▶ **INSTRUCTION**
Set down each entry exactly as given; pictures should not appear in the copy.

▶ **DATA EXTRACT**

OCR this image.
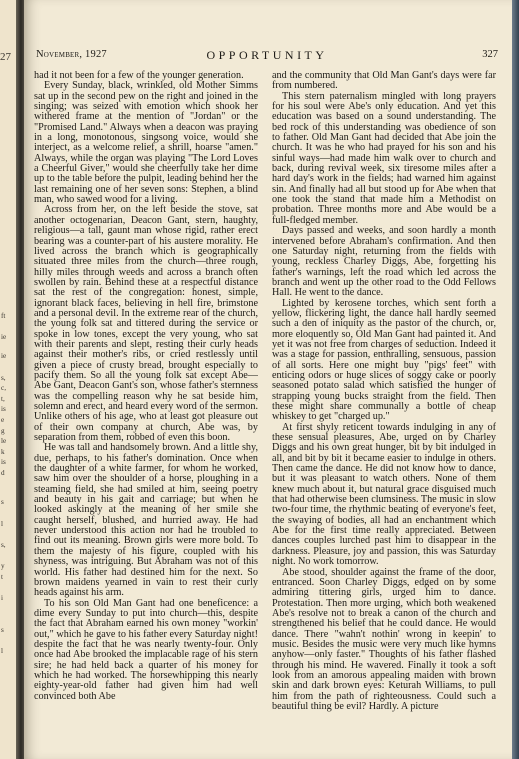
27
ft
ie
ie
s,
c,
t,
is
e
g
le
k
is
d
s
l
s,
y
t
i
s
l
November, 1927	OPPORTUNITY	327

had it not been for a few of the younger generation.

Every Sunday, black, wrinkled, old Mother Simms sat up in the second pew on the right and joined in the singing; was seized with emotion which shook her withered frame at the mention of "Jordan" or the "Promised Land." Always when a deacon was praying in a long, monotonous, singsong voice, would she interject, as a welcome relief, a shrill, hoarse "amen." Always, while the organ was playing "The Lord Loves a Cheerful Giver," would she cheerfully take her dime up to the table before the pulpit, leading behind her the last remaining one of her seven sons: Stephen, a blind man, who sawed wood for a living.

Across from her, on the left beside the stove, sat another octogenarian, Deacon Gant, stern, haughty, religious—a tall, gaunt man whose rigid, rather erect bearing was a counter-part of his austere morality. He lived across the branch which is geographically situated three miles from the church—three rough, hilly miles through weeds and across a branch often swollen by rain. Behind these at a respectful distance sat the rest of the congregation: honest, simple, ignorant black faces, believing in hell fire, brimstone and a personal devil. In the extreme rear of the church, the young folk sat and tittered during the service or spoke in low tones, except the very young, who sat with their parents and slept, resting their curly heads against their mother's ribs, or cried restlessly until given a piece of crusty bread, brought especially to pacify them. So all the young folk sat except Abe—Abe Gant, Deacon Gant's son, whose father's sternness was the compelling reason why he sat beside him, solemn and erect, and heard every word of the sermon. Unlike others of his age, who at least got pleasure out of their own company at church, Abe was, by separation from them, robbed of even this boon.

He was tall and handsomely brown. And a little shy, due, perhaps, to his father's domination. Once when the daughter of a white farmer, for whom he worked, saw him over the shoulder of a horse, ploughing in a steaming field, she had smiled at him, seeing poetry and beauty in his gait and carriage; but when he looked askingly at the meaning of her smile she caught herself, blushed, and hurried away. He had never understood this action nor had he troubled to find out its meaning. Brown girls were more bold. To them the majesty of his figure, coupled with his shyness, was intriguing. But Abraham was not of this world. His father had destined him for the next. So brown maidens yearned in vain to rest their curly heads against his arm.

To his son Old Man Gant had one beneficence: a dime every Sunday to put into church—this, despite the fact that Abraham earned his own money "workin' out," which he gave to his father every Saturday night! despite the fact that he was nearly twenty-four. Only once had Abe brooked the implacable rage of his stern sire; he had held back a quarter of his money for which he had worked. The horsewhipping this nearly eighty-year-old father had given him had well convinced both Abe

and the community that Old Man Gant's days were far from numbered.

This stern paternalism mingled with long prayers for his soul were Abe's only education. And yet this education was based on a sound understanding. The bed rock of this understanding was obedience of son to father. Old Man Gant had decided that Abe join the church. It was he who had prayed for his son and his sinful ways—had made him walk over to church and back, during revival week, six tiresome miles after a hard day's work in the fields; had warned him against sin. And finally had all but stood up for Abe when that one took the stand that made him a Methodist on probation. Three months more and Abe would be a full-fledged member.

Days passed and weeks, and soon hardly a month intervened before Abraham's confirmation. And then one Saturday night, returning from the fields with young, reckless Charley Diggs, Abe, forgetting his father's warnings, left the road which led across the branch and went up the other road to the Odd Fellows Hall. He went to the dance.

Lighted by kerosene torches, which sent forth a yellow, flickering light, the dance hall hardly seemed such a den of iniquity as the pastor of the church, or, more eloquently so, Old Man Gant had painted it. And yet it was not free from charges of seduction. Indeed it was a stage for passion, enthralling, sensuous, passion of all sorts. Here one might buy "pigs' feet" with enticing odors or huge slices of soggy cake or poorly seasoned potato salad which satisfied the hunger of strapping young bucks straight from the field. Then these might share communally a bottle of cheap whiskey to get "charged up."

At first shyly reticent towards indulging in any of these sensual pleasures, Abe, urged on by Charley Diggs and his own great hunger, bit by bit indulged in all, and bit by bit it became easier to indulge in others. Then came the dance. He did not know how to dance, but it was pleasant to watch others. None of them knew much about it, but natural grace disguised much that had otherwise been clumsiness. The music in slow two-four time, the rhythmic beating of everyone's feet, the swaying of bodies, all had an enchantment which Abe for the first time really appreciated. Between dances couples lurched past him to disappear in the darkness. Pleasure, joy and passion, this was Saturday night. No work tomorrow.

Abe stood, shoulder against the frame of the door, entranced. Soon Charley Diggs, edged on by some admiring tittering girls, urged him to dance. Protestation. Then more urging, which both weakened Abe's resolve not to break a canon of the church and strengthened his belief that he could dance. He would dance. There "wahn't nothin' wrong in keepin' to music. Besides the music were very much like hymns anyhow—only faster." Thoughts of his father flashed through his mind. He wavered. Finally it took a soft look from an amorous appealing maiden with brown skin and dark brown eyes: Keturah Williams, to pull him from the path of righteousness. Could such a beautiful thing be evil? Hardly. A picture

▶ **COMPLETE ANSWER**
OCR this image.
27
ft
ie
ie
s,
c,
t,
is
e
g
le
k
is
d
s
l
s,
y
t
i
s
l
November, 1927	OPPORTUNITY	327

had it not been for a few of the younger generation.

Every Sunday, black, wrinkled, old Mother Simms sat up in the second pew on the right and joined in the singing; was seized with emotion which shook her withered frame at the mention of "Jordan" or the "Promised Land." Always when a deacon was praying in a long, monotonous, singsong voice, would she interject, as a welcome relief, a shrill, hoarse "amen." Always, while the organ was playing "The Lord Loves a Cheerful Giver," would she cheerfully take her dime up to the table before the pulpit, leading behind her the last remaining one of her seven sons: Stephen, a blind man, who sawed wood for a living.

Across from her, on the left beside the stove, sat another octogenarian, Deacon Gant, stern, haughty, religious—a tall, gaunt man whose rigid, rather erect bearing was a counter-part of his austere morality. He lived across the branch which is geographically situated three miles from the church—three rough, hilly miles through weeds and across a branch often swollen by rain. Behind these at a respectful distance sat the rest of the congregation: honest, simple, ignorant black faces, believing in hell fire, brimstone and a personal devil. In the extreme rear of the church, the young folk sat and tittered during the service or spoke in low tones, except the very young, who sat with their parents and slept, resting their curly heads against their mother's ribs, or cried restlessly until given a piece of crusty bread, brought especially to pacify them. So all the young folk sat except Abe—Abe Gant, Deacon Gant's son, whose father's sternness was the compelling reason why he sat beside him, solemn and erect, and heard every word of the sermon. Unlike others of his age, who at least got pleasure out of their own company at church, Abe was, by separation from them, robbed of even this boon.

He was tall and handsomely brown. And a little shy, due, perhaps, to his father's domination. Once when the daughter of a white farmer, for whom he worked, saw him over the shoulder of a horse, ploughing in a steaming field, she had smiled at him, seeing poetry and beauty in his gait and carriage; but when he looked askingly at the meaning of her smile she caught herself, blushed, and hurried away. He had never understood this action nor had he troubled to find out its meaning. Brown girls were more bold. To them the majesty of his figure, coupled with his shyness, was intriguing. But Abraham was not of this world. His father had destined him for the next. So brown maidens yearned in vain to rest their curly heads against his arm.

To his son Old Man Gant had one beneficence: a dime every Sunday to put into church—this, despite the fact that Abraham earned his own money "workin' out," which he gave to his father every Saturday night! despite the fact that he was nearly twenty-four. Only once had Abe brooked the implacable rage of his stern sire; he had held back a quarter of his money for which he had worked. The horsewhipping this nearly eighty-year-old father had given him had well convinced both Abe

and the community that Old Man Gant's days were far from numbered.

This stern paternalism mingled with long prayers for his soul were Abe's only education. And yet this education was based on a sound understanding. The bed rock of this understanding was obedience of son to father. Old Man Gant had decided that Abe join the church. It was he who had prayed for his son and his sinful ways—had made him walk over to church and back, during revival week, six tiresome miles after a hard day's work in the fields; had warned him against sin. And finally had all but stood up for Abe when that one took the stand that made him a Methodist on probation. Three months more and Abe would be a full-fledged member.

Days passed and weeks, and soon hardly a month intervened before Abraham's confirmation. And then one Saturday night, returning from the fields with young, reckless Charley Diggs, Abe, forgetting his father's warnings, left the road which led across the branch and went up the other road to the Odd Fellows Hall. He went to the dance.

Lighted by kerosene torches, which sent forth a yellow, flickering light, the dance hall hardly seemed such a den of iniquity as the pastor of the church, or, more eloquently so, Old Man Gant had painted it. And yet it was not free from charges of seduction. Indeed it was a stage for passion, enthralling, sensuous, passion of all sorts. Here one might buy "pigs' feet" with enticing odors or huge slices of soggy cake or poorly seasoned potato salad which satisfied the hunger of strapping young bucks straight from the field. Then these might share communally a bottle of cheap whiskey to get "charged up."

At first shyly reticent towards indulging in any of these sensual pleasures, Abe, urged on by Charley Diggs and his own great hunger, bit by bit indulged in all, and bit by bit it became easier to indulge in others. Then came the dance. He did not know how to dance, but it was pleasant to watch others. None of them knew much about it, but natural grace disguised much that had otherwise been clumsiness. The music in slow two-four time, the rhythmic beating of everyone's feet, the swaying of bodies, all had an enchantment which Abe for the first time really appreciated. Between dances couples lurched past him to disappear in the darkness. Pleasure, joy and passion, this was Saturday night. No work tomorrow.

Abe stood, shoulder against the frame of the door, entranced. Soon Charley Diggs, edged on by some admiring tittering girls, urged him to dance. Protestation. Then more urging, which both weakened Abe's resolve not to break a canon of the church and strengthened his belief that he could dance. He would dance. There "wahn't nothin' wrong in keepin' to music. Besides the music were very much like hymns anyhow—only faster." Thoughts of his father flashed through his mind. He wavered. Finally it took a soft look from an amorous appealing maiden with brown skin and dark brown eyes: Keturah Williams, to pull him from the path of righteousness. Could such a beautiful thing be evil? Hardly. A picture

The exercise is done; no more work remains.